**The exercise**
Find the word "page" in the records below. List each line containing it.

**Excerpted data**

□ □ □

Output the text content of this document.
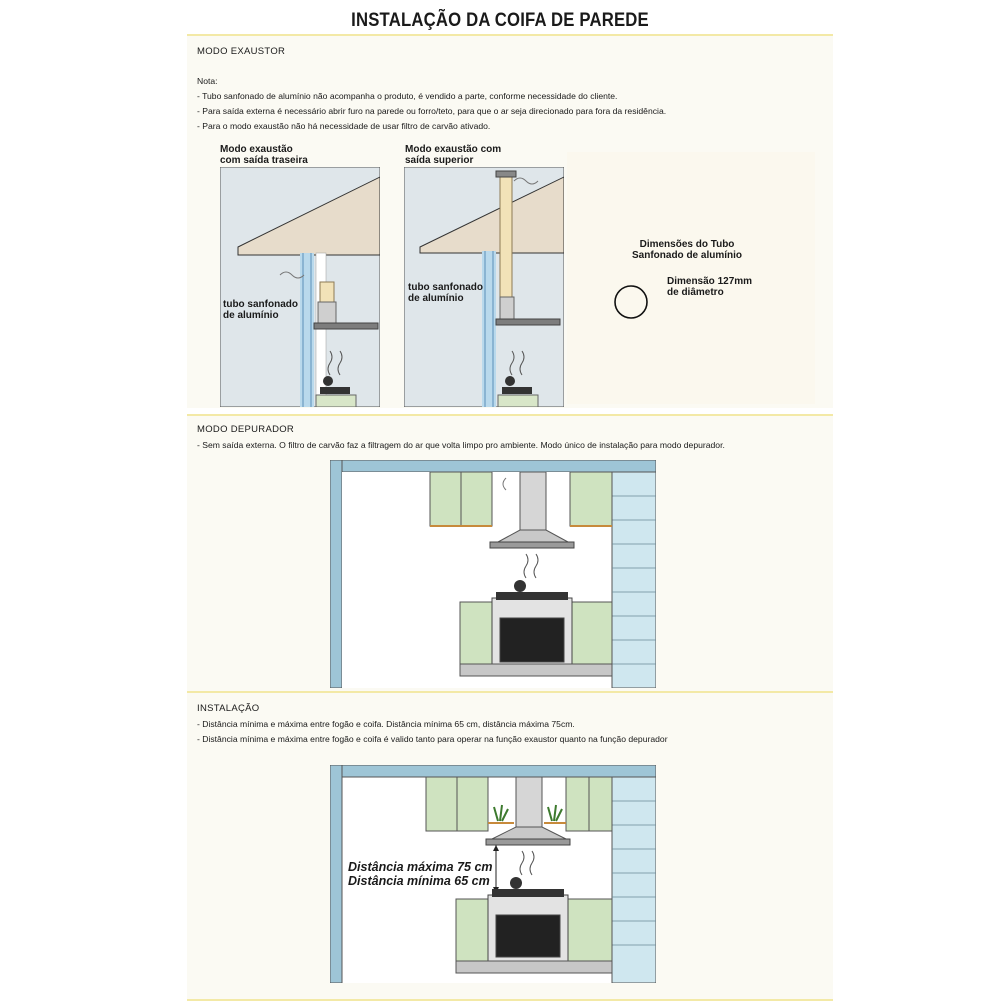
INSTALAÇÃO DA COIFA DE PAREDE
MODO EXAUSTOR
Nota:
- Tubo sanfonado de alumínio não acompanha o produto, é vendido a parte, conforme necessidade do cliente.
- Para saída externa é necessário abrir furo na parede ou forro/teto, para que o ar seja direcionado para fora da residência.
- Para o modo exaustão não há necessidade de usar filtro de carvão ativado.
Modo exaustão
com saída traseira
tubo sanfonado
de alumínio
Modo exaustão com
saída superior
tubo sanfonado
de alumínio
Dimensões do Tubo
Sanfonado de alumínio
Dimensão 127mm
de diâmetro
MODO DEPURADOR
- Sem saída externa. O filtro de carvão faz a filtragem do ar que volta limpo pro ambiente. Modo único de instalação para modo depurador.
INSTALAÇÃO
- Distância mínima e máxima entre fogão e coifa. Distância mínima 65 cm, distância máxima 75cm.
- Distância mínima e máxima entre fogão e coifa é valido tanto para operar na função exaustor quanto na função depurador
Distância máxima 75 cm
Distância mínima 65 cm
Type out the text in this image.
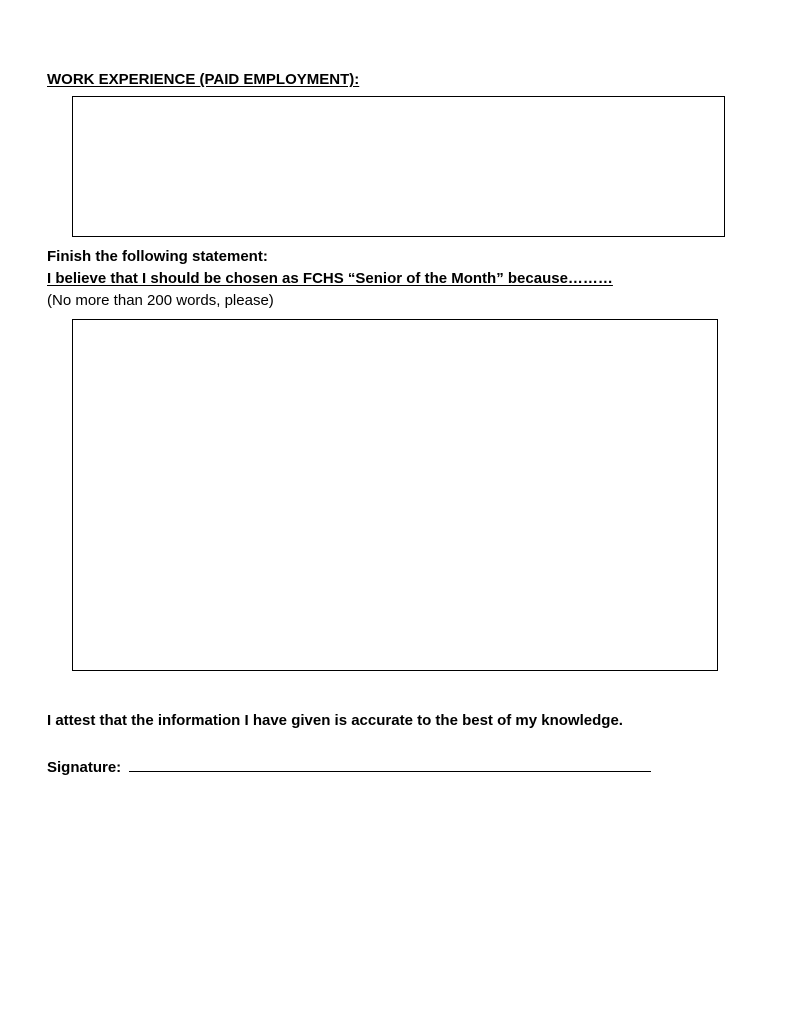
WORK EXPERIENCE (PAID EMPLOYMENT):
Finish the following statement:
I believe that I should be chosen as FCHS “Senior of the Month” because………
(No more than 200 words, please)
I attest that the information I have given is accurate to the best of my knowledge.
Signature:
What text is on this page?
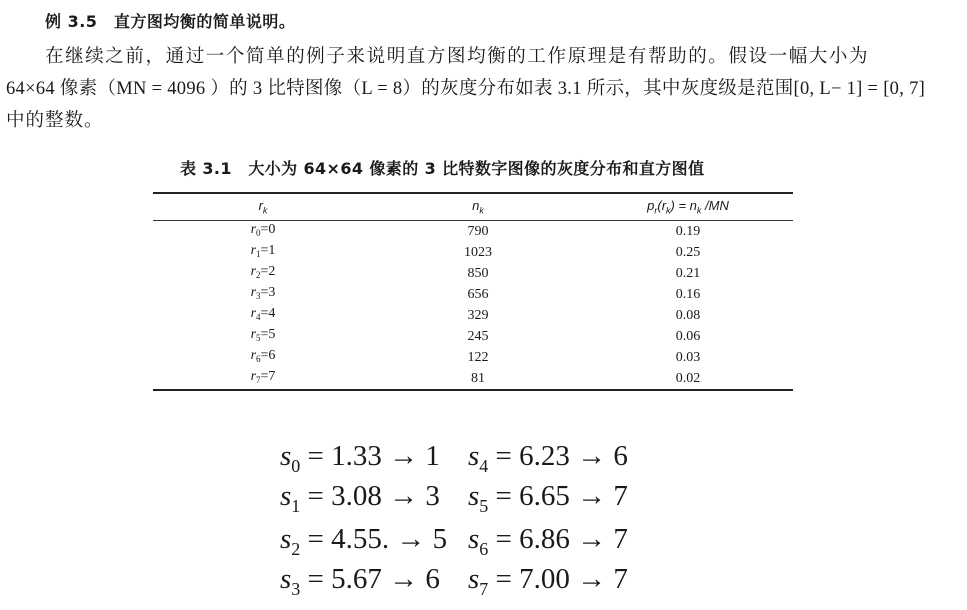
例 3.5　直方图均衡的简单说明。
在继续之前，通过一个简单的例子来说明直方图均衡的工作原理是有帮助的。假设一幅大小为
64×64 像素（MN = 4096 ）的 3 比特图像（L = 8）的灰度分布如表 3.1 所示，其中灰度级是范围[0, L− 1] = [0, 7]
中的整数。
表 3.1　大小为 64×64 像素的 3 比特数字图像的灰度分布和直方图值
$r_k$	$n_k$	$p_r(r_k) = n_k$ /MN
$r_0=0$	790	0.19
$r_1=1$	1023	0.25
$r_2=2$	850	0.21
$r_3=3$	656	0.16
$r_4=4$	329	0.08
$r_5=5$	245	0.06
$r_6=6$	122	0.03
$r_7=7$	81	0.02
$s_0 = 1.33 \to 1$
$s_1 = 3.08 \to 3$
$s_2 = 4.55$. → 5
$s_3 = 5.67 \to 6$
$s_4 = 6.23 \to 6$
$s_5 = 6.65 \to 7$
$s_6 = 6.86 \to 7$
$s_7 = 7.00 \to 7$
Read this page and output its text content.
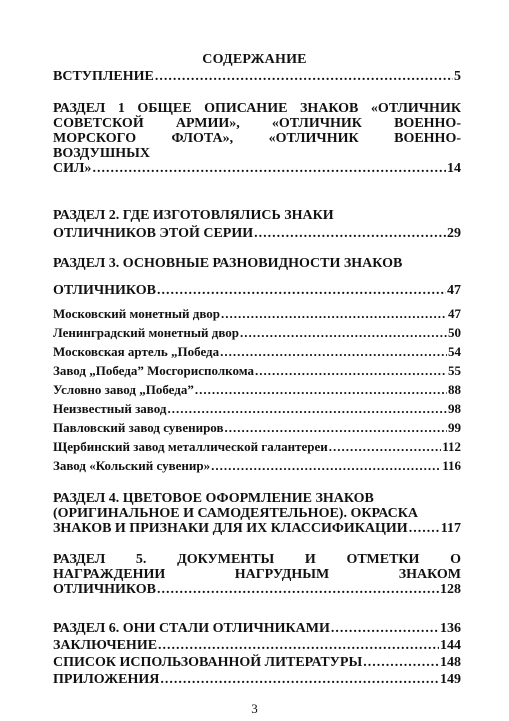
СОДЕРЖАНИЕ
ВСТУПЛЕНИЕ .....	5
РАЗДЕЛ 1 ОБЩЕЕ ОПИСАНИЕ ЗНАКОВ «ОТЛИЧНИК
СОВЕТСКОЙ АРМИИ», «ОТЛИЧНИК ВОЕННО-
МОРСКОГО ФЛОТА», «ОТЛИЧНИК ВОЕННО-
ВОЗДУШНЫХ
СИЛ» .....	14
РАЗДЕЛ 2. ГДЕ ИЗГОТОВЛЯЛИСЬ ЗНАКИ
ОТЛИЧНИКОВ ЭТОЙ СЕРИИ .....	29
РАЗДЕЛ 3. ОСНОВНЫЕ РАЗНОВИДНОСТИ ЗНАКОВ
ОТЛИЧНИКОВ .....	47
Московский монетный двор .....	47
Ленинградский монетный двор .....	50
Московская артель „Победа .....	54
Завод „Победа” Мосгорисполкома .....	55
Условно завод „Победа” .....	88
Неизвестный завод .....	98
Павловский завод сувениров .....	99
Щербинский завод металлической галантереи .....	112
Завод «Кольский сувенир» .....	116
РАЗДЕЛ 4. ЦВЕТОВОЕ ОФОРМЛЕНИЕ ЗНАКОВ
(ОРИГИНАЛЬНОЕ И САМОДЕЯТЕЛЬНОЕ). ОКРАСКА
ЗНАКОВ И ПРИЗНАКИ ДЛЯ ИХ КЛАССИФИКАЦИИ ..... 117
РАЗДЕЛ 5. ДОКУМЕНТЫ И ОТМЕТКИ О
НАГРАЖДЕНИИ НАГРУДНЫМ ЗНАКОМ
ОТЛИЧНИКОВ .....	128
РАЗДЕЛ 6. ОНИ СТАЛИ ОТЛИЧНИКАМИ .....	136
ЗАКЛЮЧЕНИЕ .....	144
СПИСОК ИСПОЛЬЗОВАННОЙ ЛИТЕРАТУРЫ .....	148
ПРИЛОЖЕНИЯ .....	149
3
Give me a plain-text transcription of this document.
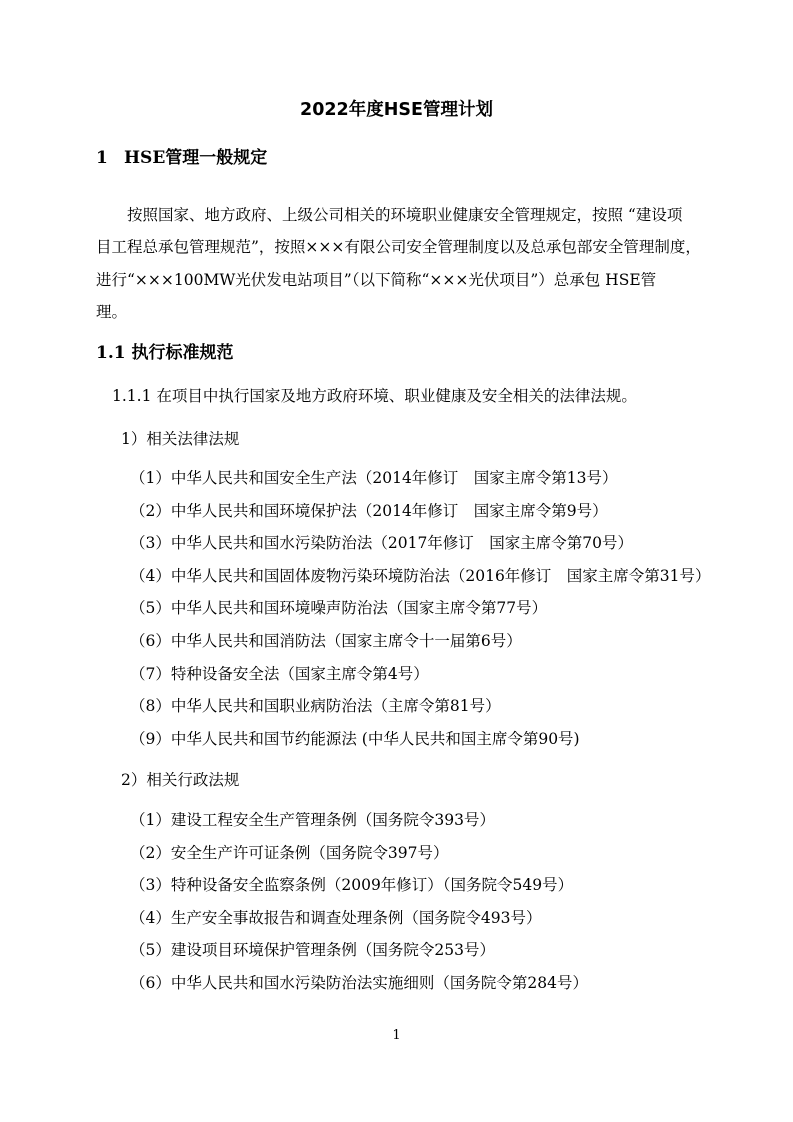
2022年度HSE管理计划
1 HSE管理一般规定
按照国家、地方政府、上级公司相关的环境职业健康安全管理规定，按照 “建设项
目工程总承包管理规范”，按照×××有限公司安全管理制度以及总承包部安全管理制度，
进行“×××100MW光伏发电站项目”（以下简称“×××光伏项目”）总承包 HSE管
理。
1.1 执行标准规范
1.1.1 在项目中执行国家及地方政府环境、职业健康及安全相关的法律法规。
1）相关法律法规
（1）中华人民共和国安全生产法（2014年修订　国家主席令第13号）
（2）中华人民共和国环境保护法（2014年修订　国家主席令第9号）
（3）中华人民共和国水污染防治法（2017年修订　国家主席令第70号）
（4）中华人民共和国固体废物污染环境防治法（2016年修订　国家主席令第31号）
（5）中华人民共和国环境噪声防治法（国家主席令第77号）
（6）中华人民共和国消防法（国家主席令十一届第6号）
（7）特种设备安全法（国家主席令第4号）
（8）中华人民共和国职业病防治法（主席令第81号）
（9）中华人民共和国节约能源法 (中华人民共和国主席令第90号)
2）相关行政法规
（1）建设工程安全生产管理条例（国务院令393号）
（2）安全生产许可证条例（国务院令397号）
（3）特种设备安全监察条例（2009年修订）（国务院令549号）
（4）生产安全事故报告和调查处理条例（国务院令493号）
（5）建设项目环境保护管理条例（国务院令253号）
（6）中华人民共和国水污染防治法实施细则（国务院令第284号）
1
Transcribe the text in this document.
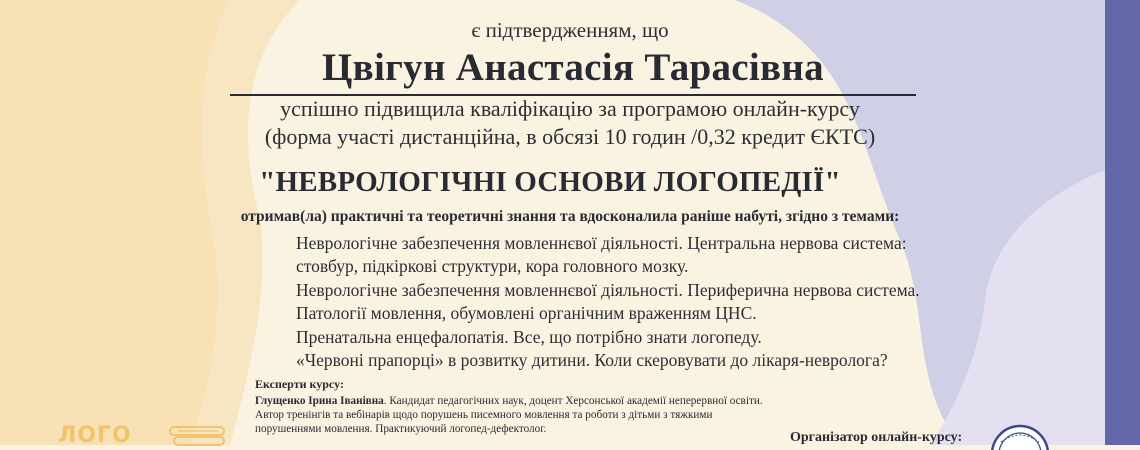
є підтвердженням, що
Цвігун Анастасія Тарасівна
успішно підвищила кваліфікацію за програмою онлайн-курсу
(форма участі дистанційна, в обсязі 10 годин /0,32 кредит ЄКТС)
"НЕВРОЛОГІЧНІ ОСНОВИ ЛОГОПЕДІЇ"
отримав(ла) практичні та теоретичні знання та вдосконалила раніше набуті, згідно з темами:
Неврологічне забезпечення мовленнєвої діяльності. Центральна нервова система:
стовбур, підкіркові структури, кора головного мозку.
Неврологічне забезпечення мовленнєвої діяльності. Периферична нервова система.
Патології мовлення, обумовлені органічним враженням ЦНС.
Пренатальна енцефалопатія. Все, що потрібно знати логопеду.
«Червоні прапорці» в розвитку дитини. Коли скеровувати до лікаря-невролога?
Експерти курсу:
Глущенко Ірина Іванівна. Кандидат педагогічних наук, доцент Херсонської академії неперервної освіти. Автор тренінгів та вебінарів щодо порушень писемного мовлення та роботи з дітьми з тяжкими порушеннями мовлення. Практикуючий логопед-дефектолог.
Організатор онлайн-курсу:
ЛОГО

□ □ □

**Written response**
What text is on this page?
Read this page and output its text content.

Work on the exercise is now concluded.